• _Set task_: Return all lines in the material below that contain "this".

[Start Listing]

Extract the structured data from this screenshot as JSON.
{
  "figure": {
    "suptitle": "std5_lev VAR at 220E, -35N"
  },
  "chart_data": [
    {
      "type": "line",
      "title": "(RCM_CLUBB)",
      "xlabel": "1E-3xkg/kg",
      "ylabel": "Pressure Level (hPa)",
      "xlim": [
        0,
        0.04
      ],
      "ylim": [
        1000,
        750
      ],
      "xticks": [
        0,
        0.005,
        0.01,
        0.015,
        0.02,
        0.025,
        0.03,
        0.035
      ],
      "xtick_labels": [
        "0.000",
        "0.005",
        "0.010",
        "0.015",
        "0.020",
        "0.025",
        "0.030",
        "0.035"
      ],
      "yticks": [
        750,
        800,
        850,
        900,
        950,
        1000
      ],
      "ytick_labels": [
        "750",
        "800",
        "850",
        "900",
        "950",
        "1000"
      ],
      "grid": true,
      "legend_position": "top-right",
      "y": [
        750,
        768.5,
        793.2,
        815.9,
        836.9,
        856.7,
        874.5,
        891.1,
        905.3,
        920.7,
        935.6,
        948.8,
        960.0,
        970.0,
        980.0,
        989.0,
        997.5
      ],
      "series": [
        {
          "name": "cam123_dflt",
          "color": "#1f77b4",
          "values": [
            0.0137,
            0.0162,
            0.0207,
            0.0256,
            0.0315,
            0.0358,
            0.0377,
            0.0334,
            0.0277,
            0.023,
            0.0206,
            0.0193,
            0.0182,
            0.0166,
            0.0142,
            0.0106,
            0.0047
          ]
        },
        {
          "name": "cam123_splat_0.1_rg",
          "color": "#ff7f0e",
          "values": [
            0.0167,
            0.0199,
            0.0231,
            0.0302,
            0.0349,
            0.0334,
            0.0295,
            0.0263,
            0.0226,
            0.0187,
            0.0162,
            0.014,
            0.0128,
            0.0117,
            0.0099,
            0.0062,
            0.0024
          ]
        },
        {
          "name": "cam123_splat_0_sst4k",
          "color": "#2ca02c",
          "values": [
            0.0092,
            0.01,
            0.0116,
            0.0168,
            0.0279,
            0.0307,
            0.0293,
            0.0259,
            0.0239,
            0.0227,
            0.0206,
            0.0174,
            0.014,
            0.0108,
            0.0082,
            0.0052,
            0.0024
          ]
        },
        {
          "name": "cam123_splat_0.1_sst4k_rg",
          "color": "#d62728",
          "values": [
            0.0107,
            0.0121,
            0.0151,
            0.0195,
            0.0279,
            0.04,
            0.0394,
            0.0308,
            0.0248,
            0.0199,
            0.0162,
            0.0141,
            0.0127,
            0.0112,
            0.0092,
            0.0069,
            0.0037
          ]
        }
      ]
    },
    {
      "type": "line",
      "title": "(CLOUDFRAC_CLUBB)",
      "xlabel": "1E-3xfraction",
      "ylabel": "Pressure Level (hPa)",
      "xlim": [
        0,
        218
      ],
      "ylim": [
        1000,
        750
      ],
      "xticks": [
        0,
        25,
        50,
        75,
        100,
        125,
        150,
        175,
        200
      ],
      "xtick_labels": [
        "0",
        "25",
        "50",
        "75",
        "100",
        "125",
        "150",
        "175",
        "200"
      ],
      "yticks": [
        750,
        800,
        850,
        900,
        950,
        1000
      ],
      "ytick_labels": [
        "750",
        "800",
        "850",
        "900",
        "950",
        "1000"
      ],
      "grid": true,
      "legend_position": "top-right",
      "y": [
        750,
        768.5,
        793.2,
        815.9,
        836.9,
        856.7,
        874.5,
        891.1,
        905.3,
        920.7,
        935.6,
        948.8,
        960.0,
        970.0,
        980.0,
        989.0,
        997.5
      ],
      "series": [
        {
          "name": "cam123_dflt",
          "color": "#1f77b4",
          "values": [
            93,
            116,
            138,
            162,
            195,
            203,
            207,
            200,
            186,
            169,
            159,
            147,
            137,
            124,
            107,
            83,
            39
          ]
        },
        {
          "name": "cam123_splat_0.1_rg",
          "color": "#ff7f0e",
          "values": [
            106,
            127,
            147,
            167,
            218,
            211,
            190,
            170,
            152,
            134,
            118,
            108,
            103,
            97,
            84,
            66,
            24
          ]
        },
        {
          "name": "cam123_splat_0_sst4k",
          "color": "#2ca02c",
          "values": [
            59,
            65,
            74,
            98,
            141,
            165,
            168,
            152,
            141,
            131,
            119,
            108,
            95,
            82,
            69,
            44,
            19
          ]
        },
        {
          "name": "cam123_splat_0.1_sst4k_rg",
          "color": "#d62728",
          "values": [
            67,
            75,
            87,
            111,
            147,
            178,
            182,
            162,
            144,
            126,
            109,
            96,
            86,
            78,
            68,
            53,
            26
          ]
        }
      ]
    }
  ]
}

[End Listing]
[Start Listing]

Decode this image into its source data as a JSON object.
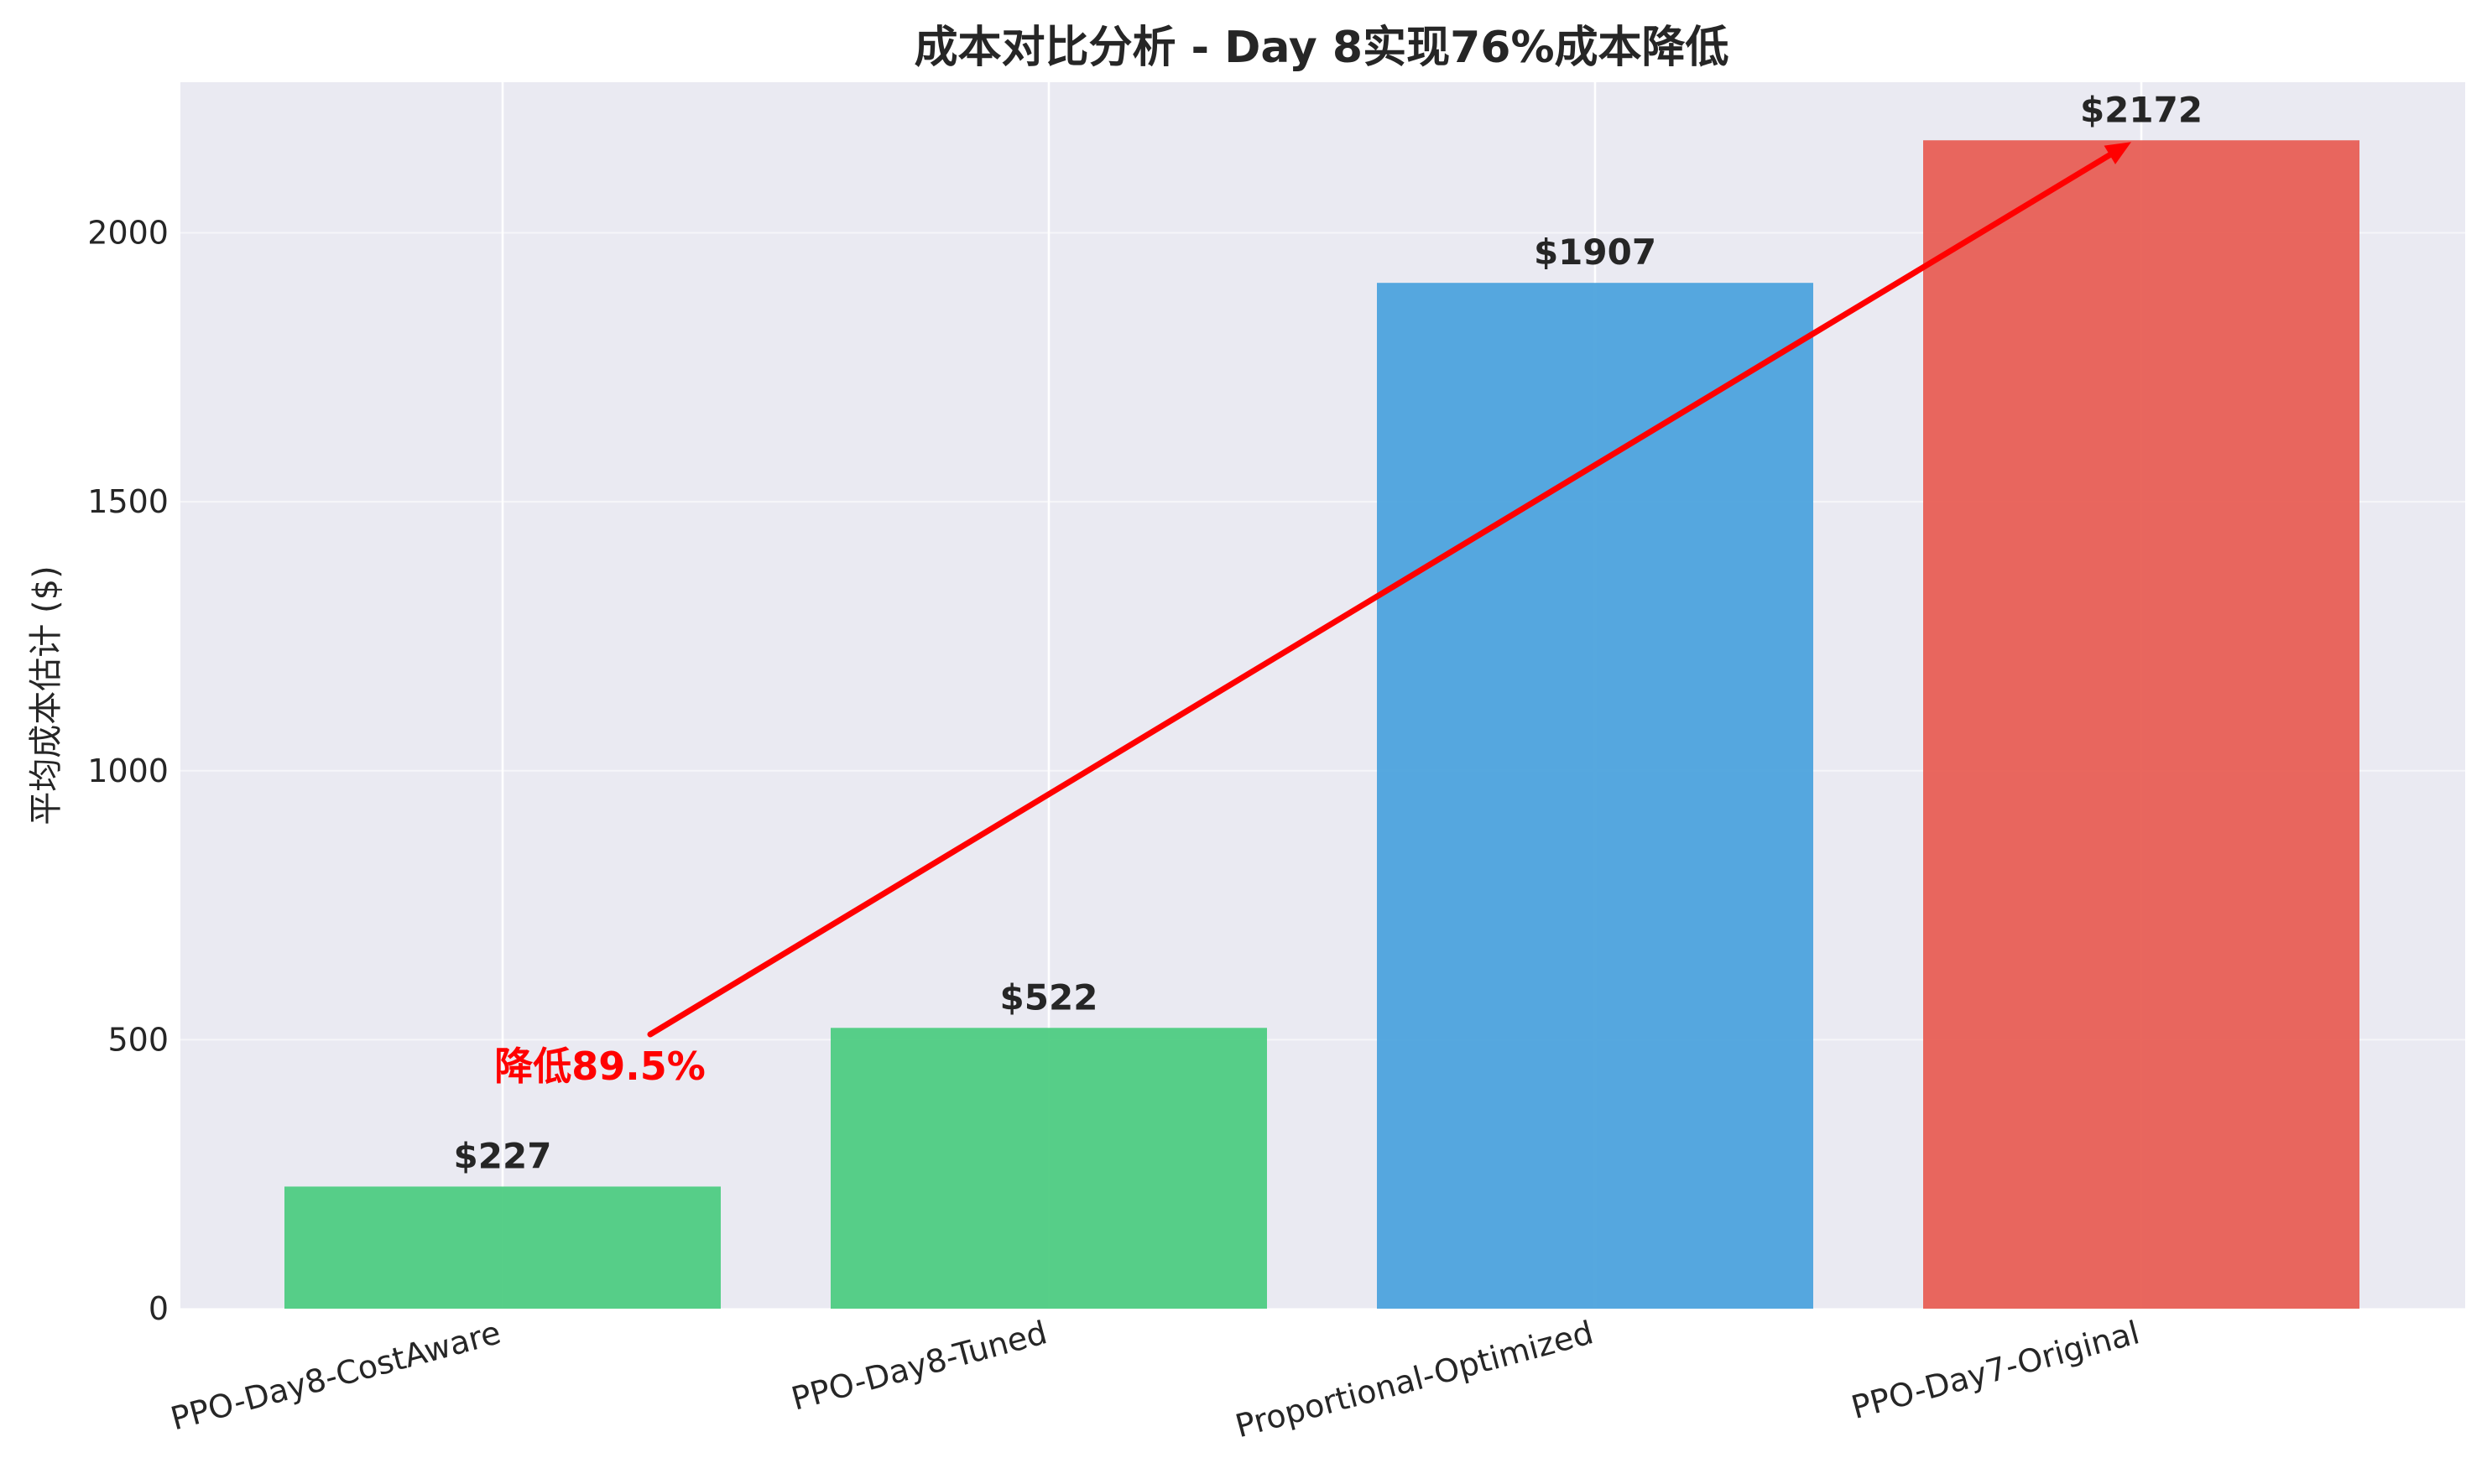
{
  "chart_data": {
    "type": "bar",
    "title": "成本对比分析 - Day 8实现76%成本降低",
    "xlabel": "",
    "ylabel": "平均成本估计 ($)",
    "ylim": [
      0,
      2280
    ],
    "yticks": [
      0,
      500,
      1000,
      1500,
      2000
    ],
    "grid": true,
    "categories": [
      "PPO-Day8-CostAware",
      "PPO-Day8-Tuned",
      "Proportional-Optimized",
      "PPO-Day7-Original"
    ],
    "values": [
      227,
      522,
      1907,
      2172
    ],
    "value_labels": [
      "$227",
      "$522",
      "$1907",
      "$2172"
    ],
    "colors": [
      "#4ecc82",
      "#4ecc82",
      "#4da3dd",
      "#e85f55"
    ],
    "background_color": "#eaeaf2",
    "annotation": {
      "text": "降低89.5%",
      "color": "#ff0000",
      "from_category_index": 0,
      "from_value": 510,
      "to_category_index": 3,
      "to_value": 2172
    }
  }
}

[End Listing]
[Start Listing]

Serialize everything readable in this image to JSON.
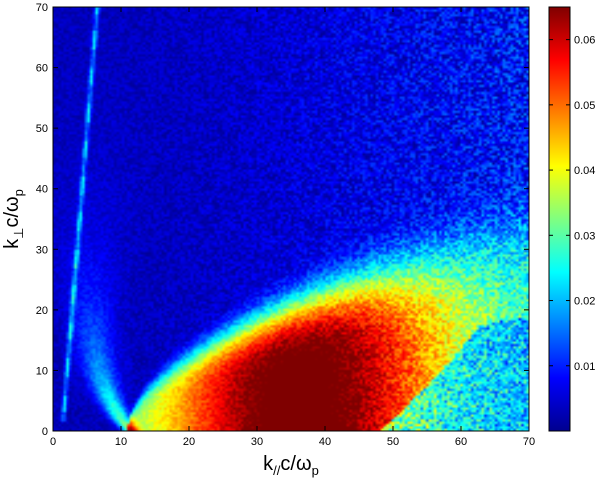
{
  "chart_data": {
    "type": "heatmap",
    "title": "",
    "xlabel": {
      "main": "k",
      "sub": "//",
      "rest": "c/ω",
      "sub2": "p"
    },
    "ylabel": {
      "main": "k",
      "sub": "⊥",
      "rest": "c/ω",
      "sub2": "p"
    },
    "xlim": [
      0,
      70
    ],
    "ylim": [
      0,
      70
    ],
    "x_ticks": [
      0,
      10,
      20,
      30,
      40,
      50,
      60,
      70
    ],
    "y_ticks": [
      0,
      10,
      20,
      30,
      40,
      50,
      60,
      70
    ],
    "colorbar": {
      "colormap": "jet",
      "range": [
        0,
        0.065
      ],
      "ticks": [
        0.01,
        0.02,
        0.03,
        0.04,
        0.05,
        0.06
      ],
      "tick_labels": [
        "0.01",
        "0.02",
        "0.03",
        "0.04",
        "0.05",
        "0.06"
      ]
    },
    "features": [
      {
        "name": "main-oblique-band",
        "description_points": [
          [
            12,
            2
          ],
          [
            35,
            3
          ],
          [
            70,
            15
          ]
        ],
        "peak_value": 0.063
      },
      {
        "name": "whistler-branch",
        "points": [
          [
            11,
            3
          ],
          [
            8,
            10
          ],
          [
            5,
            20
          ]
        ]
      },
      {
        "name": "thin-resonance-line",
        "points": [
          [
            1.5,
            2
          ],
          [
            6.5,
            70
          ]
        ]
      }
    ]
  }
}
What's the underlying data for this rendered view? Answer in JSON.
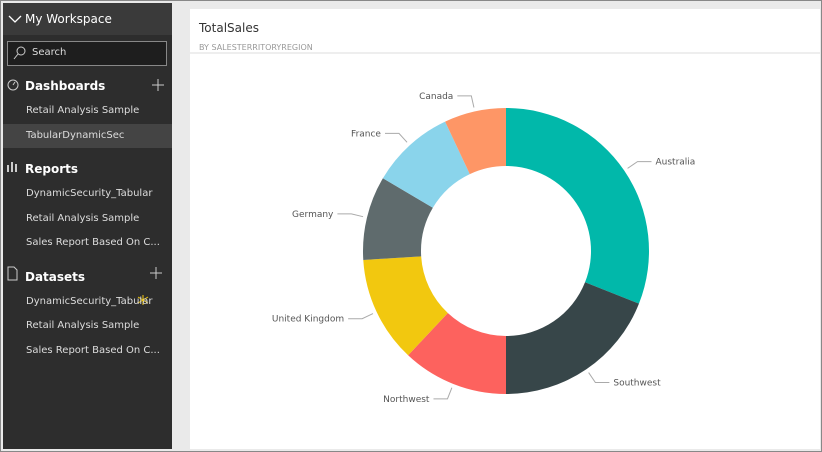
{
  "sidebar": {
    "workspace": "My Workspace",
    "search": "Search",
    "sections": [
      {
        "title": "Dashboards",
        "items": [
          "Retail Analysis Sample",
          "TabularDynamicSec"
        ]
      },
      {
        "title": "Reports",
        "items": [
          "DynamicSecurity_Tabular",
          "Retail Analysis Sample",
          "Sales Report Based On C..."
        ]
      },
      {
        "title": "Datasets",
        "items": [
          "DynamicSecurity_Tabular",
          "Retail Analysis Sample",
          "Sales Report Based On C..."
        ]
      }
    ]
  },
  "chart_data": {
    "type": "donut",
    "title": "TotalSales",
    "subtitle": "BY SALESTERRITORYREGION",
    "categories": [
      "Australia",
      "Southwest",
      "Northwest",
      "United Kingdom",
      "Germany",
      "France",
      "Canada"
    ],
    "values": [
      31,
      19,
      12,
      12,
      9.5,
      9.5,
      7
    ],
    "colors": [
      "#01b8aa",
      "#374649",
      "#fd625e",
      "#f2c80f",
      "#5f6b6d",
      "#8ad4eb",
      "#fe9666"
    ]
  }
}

[End Listing]

• _In response_:
Extract the structured data from this screenshot as JSON.
Decode this image into its source data as a JSON object.
Serialize everything readable in this image to JSON.
What's the underlying data for this rendered view? Answer in JSON.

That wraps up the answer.